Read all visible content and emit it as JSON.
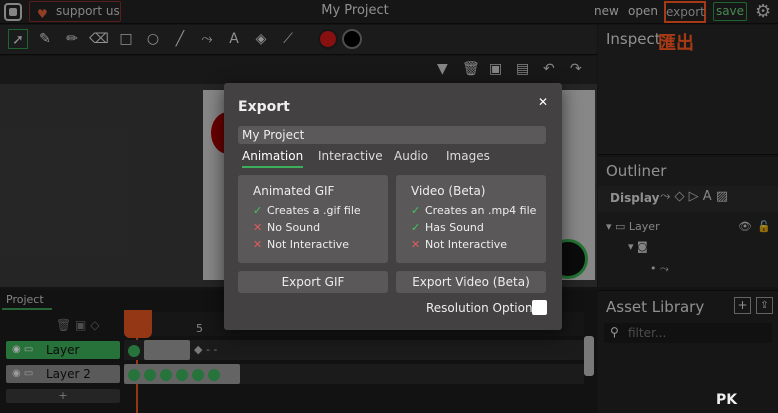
{
  "menubar": {
    "support_label": "support us",
    "project_title": "My Project",
    "new_label": "new",
    "open_label": "open",
    "export_label": "export",
    "save_label": "save"
  },
  "annotation": {
    "export_cn": "匯出"
  },
  "panels": {
    "inspector_title": "Inspect",
    "outliner_title": "Outliner",
    "outliner_display": "Display",
    "outliner_layer": "Layer",
    "asset_title": "Asset Library",
    "filter_placeholder": "filter..."
  },
  "timeline": {
    "tab_label": "Project",
    "frame_marker": "5",
    "layers": [
      "Layer",
      "Layer 2"
    ],
    "accent_color": "#3cae59"
  },
  "modal": {
    "title": "Export",
    "project_name": "My Project",
    "tabs": [
      "Animation",
      "Interactive",
      "Audio",
      "Images"
    ],
    "gif": {
      "title": "Animated GIF",
      "features": [
        {
          "ok": true,
          "text": "Creates a .gif file"
        },
        {
          "ok": false,
          "text": "No Sound"
        },
        {
          "ok": false,
          "text": "Not Interactive"
        }
      ],
      "button": "Export GIF"
    },
    "video": {
      "title": "Video (Beta)",
      "features": [
        {
          "ok": true,
          "text": "Creates an .mp4 file"
        },
        {
          "ok": true,
          "text": "Has Sound"
        },
        {
          "ok": false,
          "text": "Not Interactive"
        }
      ],
      "button": "Export Video (Beta)"
    },
    "resolution_label": "Resolution Options"
  },
  "watermark": "PK"
}
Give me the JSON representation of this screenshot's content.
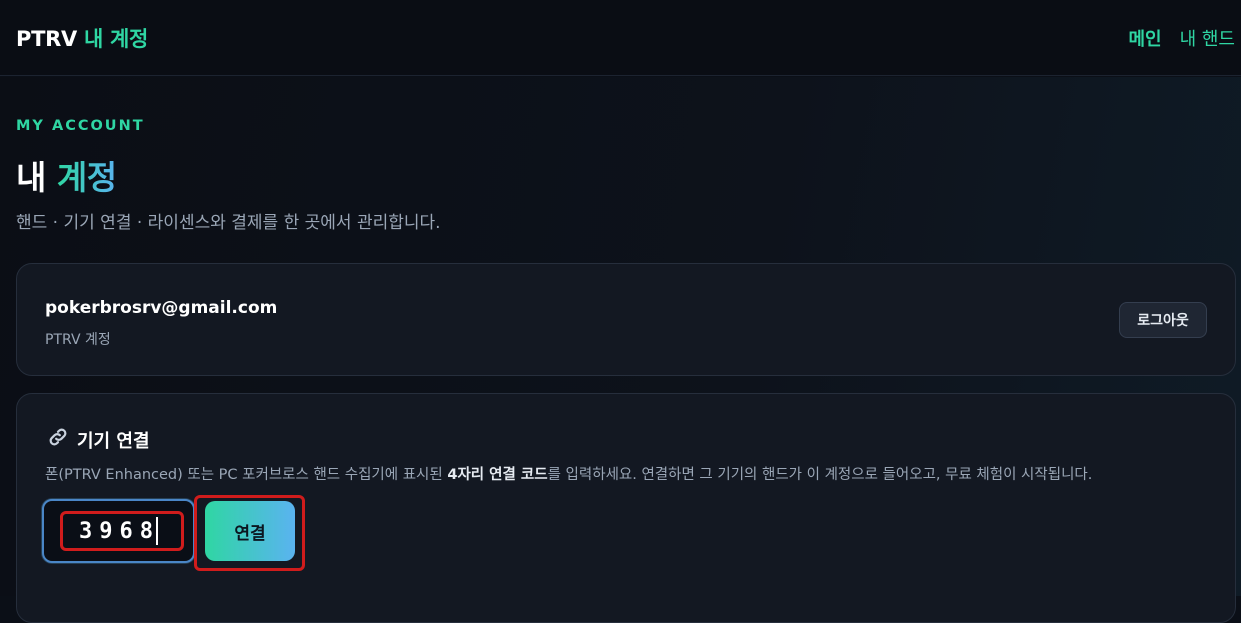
{
  "header": {
    "brand_prefix": "PTRV",
    "brand_suffix": "내 계정",
    "nav": [
      {
        "label": "메인"
      },
      {
        "label": "내 핸드"
      }
    ]
  },
  "page": {
    "eyebrow": "MY ACCOUNT",
    "title_part1": "내",
    "title_part2": "계정",
    "subtitle": "핸드 · 기기 연결 · 라이센스와 결제를 한 곳에서 관리합니다."
  },
  "account": {
    "email": "pokerbrosrv@gmail.com",
    "label": "PTRV 계정",
    "logout_label": "로그아웃"
  },
  "device": {
    "icon": "link-icon",
    "title": "기기 연결",
    "desc_before": "폰(PTRV Enhanced) 또는 PC 포커브로스 핸드 수집기에 표시된 ",
    "desc_bold": "4자리 연결 코드",
    "desc_after": "를 입력하세요. 연결하면 그 기기의 핸드가 이 계정으로 들어오고, 무료 체험이 시작됩니다.",
    "code_value": "3968",
    "connect_label": "연결"
  },
  "colors": {
    "accent_green": "#2fd6a3",
    "accent_blue": "#5ab3f0",
    "highlight_red": "#d01c1c"
  }
}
::::::
Where a line of the data holds "content", show that line.

• _Result of the exercise_:
Read all visible content and emit it as JSON.
Give me the JSON representation of this screenshot's content.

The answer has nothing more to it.